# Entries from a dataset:

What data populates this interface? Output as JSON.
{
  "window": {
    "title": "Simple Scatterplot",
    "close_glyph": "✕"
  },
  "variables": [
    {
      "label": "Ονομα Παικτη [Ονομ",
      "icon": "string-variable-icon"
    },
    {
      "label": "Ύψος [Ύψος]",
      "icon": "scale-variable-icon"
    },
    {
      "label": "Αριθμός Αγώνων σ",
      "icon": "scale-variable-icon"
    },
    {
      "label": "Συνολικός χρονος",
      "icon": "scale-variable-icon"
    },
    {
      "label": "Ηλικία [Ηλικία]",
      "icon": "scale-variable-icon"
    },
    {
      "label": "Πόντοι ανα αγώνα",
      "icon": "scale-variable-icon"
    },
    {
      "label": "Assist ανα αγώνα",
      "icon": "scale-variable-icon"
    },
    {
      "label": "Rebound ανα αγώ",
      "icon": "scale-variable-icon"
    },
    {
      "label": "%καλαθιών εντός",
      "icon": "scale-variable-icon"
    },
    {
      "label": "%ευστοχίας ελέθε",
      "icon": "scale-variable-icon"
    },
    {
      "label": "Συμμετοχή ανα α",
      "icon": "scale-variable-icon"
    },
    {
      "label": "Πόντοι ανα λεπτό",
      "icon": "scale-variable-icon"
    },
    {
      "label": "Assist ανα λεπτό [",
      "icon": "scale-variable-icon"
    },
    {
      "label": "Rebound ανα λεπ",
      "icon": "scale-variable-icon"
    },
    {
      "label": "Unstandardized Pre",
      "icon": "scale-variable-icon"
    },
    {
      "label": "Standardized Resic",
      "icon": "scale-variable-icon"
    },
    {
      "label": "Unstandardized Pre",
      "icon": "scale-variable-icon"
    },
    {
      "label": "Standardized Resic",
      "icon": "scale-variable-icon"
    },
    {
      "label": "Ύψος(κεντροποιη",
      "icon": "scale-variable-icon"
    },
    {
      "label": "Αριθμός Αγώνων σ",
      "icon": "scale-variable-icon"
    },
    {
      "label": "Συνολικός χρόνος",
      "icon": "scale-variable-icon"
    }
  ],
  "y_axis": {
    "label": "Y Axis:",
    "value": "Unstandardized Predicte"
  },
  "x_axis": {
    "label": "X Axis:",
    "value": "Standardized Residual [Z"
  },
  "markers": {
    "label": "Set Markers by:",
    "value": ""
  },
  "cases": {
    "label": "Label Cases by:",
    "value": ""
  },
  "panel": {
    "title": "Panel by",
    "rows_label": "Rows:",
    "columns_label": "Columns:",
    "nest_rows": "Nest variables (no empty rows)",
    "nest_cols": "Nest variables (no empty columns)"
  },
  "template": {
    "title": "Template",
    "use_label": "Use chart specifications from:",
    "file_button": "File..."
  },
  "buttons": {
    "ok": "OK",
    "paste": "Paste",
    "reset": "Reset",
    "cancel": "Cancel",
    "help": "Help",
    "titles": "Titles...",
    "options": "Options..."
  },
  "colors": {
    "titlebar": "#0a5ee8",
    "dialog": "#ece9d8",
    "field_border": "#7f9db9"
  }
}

# TASK BRIEF:
Please repeat the listing above in full and exactly.

# CORRECT RESULT:
What data populates this interface? Output as JSON.
{
  "window": {
    "title": "Simple Scatterplot",
    "close_glyph": "✕"
  },
  "variables": [
    {
      "label": "Ονομα Παικτη [Ονομ",
      "icon": "string-variable-icon"
    },
    {
      "label": "Ύψος [Ύψος]",
      "icon": "scale-variable-icon"
    },
    {
      "label": "Αριθμός Αγώνων σ",
      "icon": "scale-variable-icon"
    },
    {
      "label": "Συνολικός χρονος",
      "icon": "scale-variable-icon"
    },
    {
      "label": "Ηλικία [Ηλικία]",
      "icon": "scale-variable-icon"
    },
    {
      "label": "Πόντοι ανα αγώνα",
      "icon": "scale-variable-icon"
    },
    {
      "label": "Assist ανα αγώνα",
      "icon": "scale-variable-icon"
    },
    {
      "label": "Rebound ανα αγώ",
      "icon": "scale-variable-icon"
    },
    {
      "label": "%καλαθιών εντός",
      "icon": "scale-variable-icon"
    },
    {
      "label": "%ευστοχίας ελέθε",
      "icon": "scale-variable-icon"
    },
    {
      "label": "Συμμετοχή ανα α",
      "icon": "scale-variable-icon"
    },
    {
      "label": "Πόντοι ανα λεπτό",
      "icon": "scale-variable-icon"
    },
    {
      "label": "Assist ανα λεπτό [",
      "icon": "scale-variable-icon"
    },
    {
      "label": "Rebound ανα λεπ",
      "icon": "scale-variable-icon"
    },
    {
      "label": "Unstandardized Pre",
      "icon": "scale-variable-icon"
    },
    {
      "label": "Standardized Resic",
      "icon": "scale-variable-icon"
    },
    {
      "label": "Unstandardized Pre",
      "icon": "scale-variable-icon"
    },
    {
      "label": "Standardized Resic",
      "icon": "scale-variable-icon"
    },
    {
      "label": "Ύψος(κεντροποιη",
      "icon": "scale-variable-icon"
    },
    {
      "label": "Αριθμός Αγώνων σ",
      "icon": "scale-variable-icon"
    },
    {
      "label": "Συνολικός χρόνος",
      "icon": "scale-variable-icon"
    }
  ],
  "y_axis": {
    "label": "Y Axis:",
    "value": "Unstandardized Predicte"
  },
  "x_axis": {
    "label": "X Axis:",
    "value": "Standardized Residual [Z"
  },
  "markers": {
    "label": "Set Markers by:",
    "value": ""
  },
  "cases": {
    "label": "Label Cases by:",
    "value": ""
  },
  "panel": {
    "title": "Panel by",
    "rows_label": "Rows:",
    "columns_label": "Columns:",
    "nest_rows": "Nest variables (no empty rows)",
    "nest_cols": "Nest variables (no empty columns)"
  },
  "template": {
    "title": "Template",
    "use_label": "Use chart specifications from:",
    "file_button": "File..."
  },
  "buttons": {
    "ok": "OK",
    "paste": "Paste",
    "reset": "Reset",
    "cancel": "Cancel",
    "help": "Help",
    "titles": "Titles...",
    "options": "Options..."
  },
  "colors": {
    "titlebar": "#0a5ee8",
    "dialog": "#ece9d8",
    "field_border": "#7f9db9"
  }
}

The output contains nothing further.